**** Records provided ****
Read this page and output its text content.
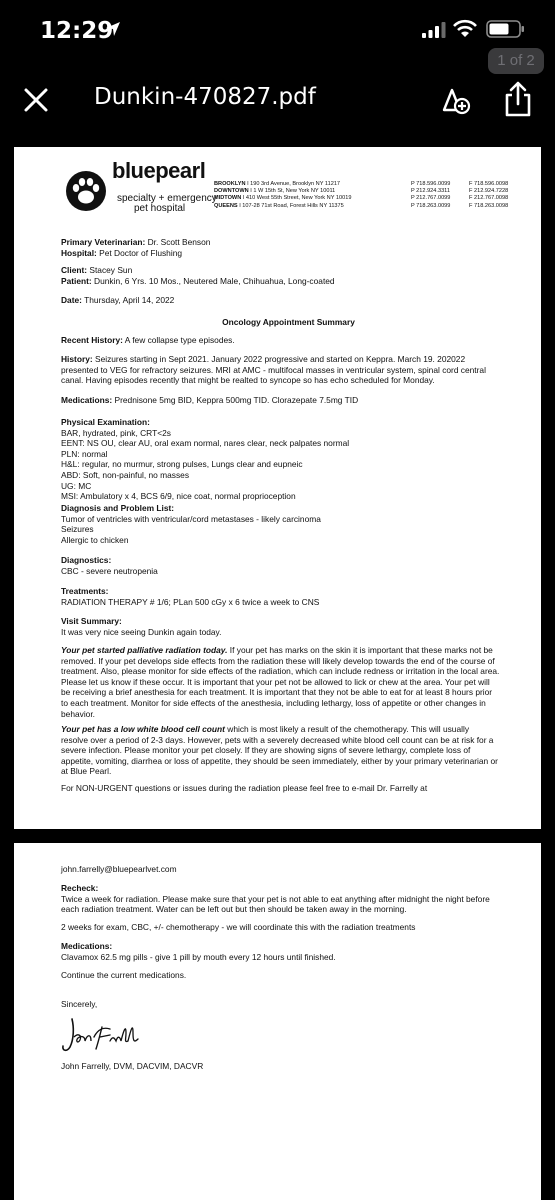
12:29
1 of 2
Dunkin-470827.pdf
bluepearl
specialty + emergency
pet hospital
BROOKLYN I 190 3rd Avenue, Brooklyn NY 11217
DOWNTOWN I 1 W 15th St, New York NY 10011
MIDTOWN I 410 West 55th Street, New York NY 10019
QUEENS I 107-28 71st Road, Forest Hills NY 11375
P 718.596.0099
P 212.924.3311
P 212.767.0099
P 718.263.0099
F 718.596.0098
F 212.924.7228
F 212.767.0098
F 718.263.0098
Primary Veterinarian: Dr. Scott Benson
Hospital: Pet Doctor of Flushing
Client: Stacey Sun
Patient: Dunkin, 6 Yrs. 10 Mos., Neutered Male, Chihuahua, Long-coated
Date: Thursday, April 14, 2022
Oncology Appointment Summary
Recent History: A few collapse type episodes.
History: Seizures starting in Sept 2021. January 2022 progressive and started on Keppra. March 19. 202022
presented to VEG for refractory seizures. MRI at AMC - multifocal masses in ventricular system, spinal cord central
canal. Having episodes recently that might be realted to syncope so has echo scheduled for Monday.
Medications: Prednisone 5mg BID, Keppra 500mg TID. Clorazepate 7.5mg TID
Physical Examination:
BAR, hydrated, pink, CRT<2s
EENT: NS OU, clear AU, oral exam normal, nares clear, neck palpates normal
PLN: normal
H&L: regular, no murmur, strong pulses, Lungs clear and eupneic
ABD: Soft, non-painful, no masses
UG: MC
MSI: Ambulatory x 4, BCS 6/9, nice coat, normal proprioception
Diagnosis and Problem List:
Tumor of ventricles with ventricular/cord metastases - likely carcinoma
Seizures
Allergic to chicken
Diagnostics:
CBC - severe neutropenia
Treatments:
RADIATION THERAPY # 1/6; PLan 500 cGy x 6 twice a week to CNS
Visit Summary:
It was very nice seeing Dunkin again today.
Your pet started palliative radiation today. If your pet has marks on the skin it is important that these marks not be
removed. If your pet develops side effects from the radiation these will likely develop towards the end of the course of
treatment. Also, please monitor for side effects of the radiation, which can include redness or irritation in the local area.
Please let us know if these occur. It is important that your pet not be allowed to lick or chew at the area. Your pet will
be receiving a brief anesthesia for each treatment. It is important that they not be able to eat for at least 8 hours prior
to each treatment. Monitor for side effects of the anesthesia, including lethargy, loss of appetite or other changes in
behavior.
Your pet has a low white blood cell count which is most likely a result of the chemotherapy. This will usually
resolve over a period of 2-3 days. However, pets with a severely decreased white blood cell count can be at risk for a
severe infection. Please monitor your pet closely. If they are showing signs of severe lethargy, complete loss of
appetite, vomiting, diarrhea or loss of appetite, they should be seen immediately, either by your primary veterinarian or
at Blue Pearl.
For NON-URGENT questions or issues during the radiation please feel free to e-mail Dr. Farrelly at
john.farrelly@bluepearlvet.com
Recheck:
Twice a week for radiation. Please make sure that your pet is not able to eat anything after midnight the night before
each radiation treatment. Water can be left out but then should be taken away in the morning.
2 weeks for exam, CBC, +/- chemotherapy - we will coordinate this with the radiation treatments
Medications:
Clavamox 62.5 mg pills - give 1 pill by mouth every 12 hours until finished.
Continue the current medications.
Sincerely,
John Farrelly, DVM, DACVIM, DACVR
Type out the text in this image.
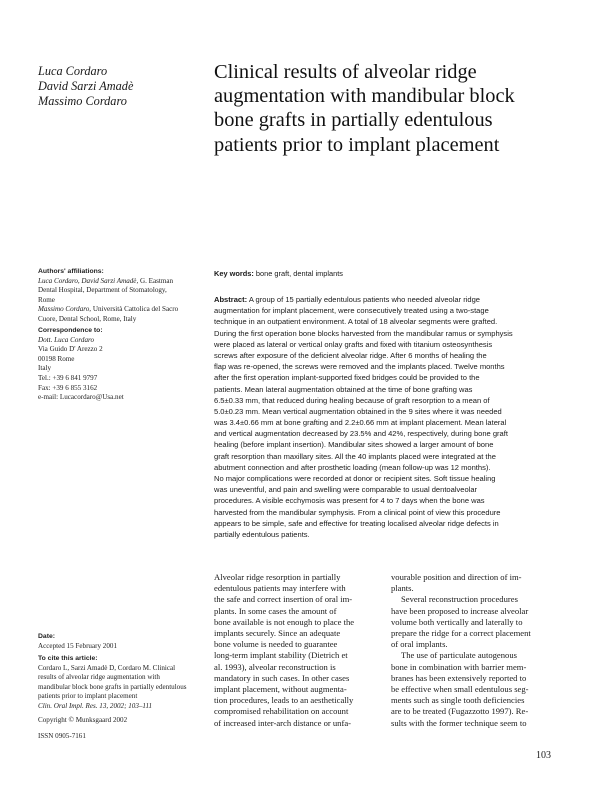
Luca Cordaro
David Sarzi Amadè
Massimo Cordaro
Clinical results of alveolar ridge
augmentation with mandibular block
bone grafts in partially edentulous
patients prior to implant placement
Authors' affiliations:
Luca Cordaro, David Sarzi Amadè, G. Eastman
Dental Hospital, Department of Stomatology,
Rome
Massimo Cordaro, Università Cattolica del Sacro
Cuore, Dental School, Rome, Italy
Correspondence to:
Dott. Luca Cordaro
Via Guido D' Arezzo 2
00198 Rome
Italy
Tel.: +39 6 841 9797
Fax: +39 6 855 3162
e-mail: Lucacordaro@Usa.net
Date:
Accepted 15 February 2001
To cite this article:
Cordaro L, Sarzi Amadè D, Cordaro M. Clinical
results of alveolar ridge augmentation with
mandibular block bone grafts in partially edentulous
patients prior to implant placement
Clin. Oral Impl. Res. 13, 2002; 103–111
Copyright © Munksgaard 2002
ISSN 0905-7161
Key words: bone graft, dental implants
Abstract: A group of 15 partially edentulous patients who needed alveolar ridge
augmentation for implant placement, were consecutively treated using a two-stage
technique in an outpatient environment. A total of 18 alveolar segments were grafted.
During the first operation bone blocks harvested from the mandibular ramus or symphysis
were placed as lateral or vertical onlay grafts and fixed with titanium osteosynthesis
screws after exposure of the deficient alveolar ridge. After 6 months of healing the
flap was re-opened, the screws were removed and the implants placed. Twelve months
after the first operation implant-supported fixed bridges could be provided to the
patients. Mean lateral augmentation obtained at the time of bone grafting was
6.5±0.33 mm, that reduced during healing because of graft resorption to a mean of
5.0±0.23 mm. Mean vertical augmentation obtained in the 9 sites where it was needed
was 3.4±0.66 mm at bone grafting and 2.2±0.66 mm at implant placement. Mean lateral
and vertical augmentation decreased by 23.5% and 42%, respectively, during bone graft
healing (before implant insertion). Mandibular sites showed a larger amount of bone
graft resorption than maxillary sites. All the 40 implants placed were integrated at the
abutment connection and after prosthetic loading (mean follow-up was 12 months).
No major complications were recorded at donor or recipient sites. Soft tissue healing
was uneventful, and pain and swelling were comparable to usual dentoalveolar
procedures. A visible ecchymosis was present for 4 to 7 days when the bone was
harvested from the mandibular symphysis. From a clinical point of view this procedure
appears to be simple, safe and effective for treating localised alveolar ridge defects in
partially edentulous patients.
Alveolar ridge resorption in partially
edentulous patients may interfere with
the safe and correct insertion of oral im-
plants. In some cases the amount of
bone available is not enough to place the
implants securely. Since an adequate
bone volume is needed to guarantee
long-term implant stability (Dietrich et
al. 1993), alveolar reconstruction is
mandatory in such cases. In other cases
implant placement, without augmenta-
tion procedures, leads to an aesthetically
compromised rehabilitation on account
of increased inter-arch distance or unfa-
vourable position and direction of im-
plants.
Several reconstruction procedures
have been proposed to increase alveolar
volume both vertically and laterally to
prepare the ridge for a correct placement
of oral implants.
The use of particulate autogenous
bone in combination with barrier mem-
branes has been extensively reported to
be effective when small edentulous seg-
ments such as single tooth deficiencies
are to be treated (Fugazzotto 1997). Re-
sults with the former technique seem to
103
****
### Task requirements
Which lines of the data contain "Soft"? Copy them all.

### Output of the task
ABD: Soft, non-painful, no masses
No major complications were recorded at donor or recipient sites. Soft tissue healing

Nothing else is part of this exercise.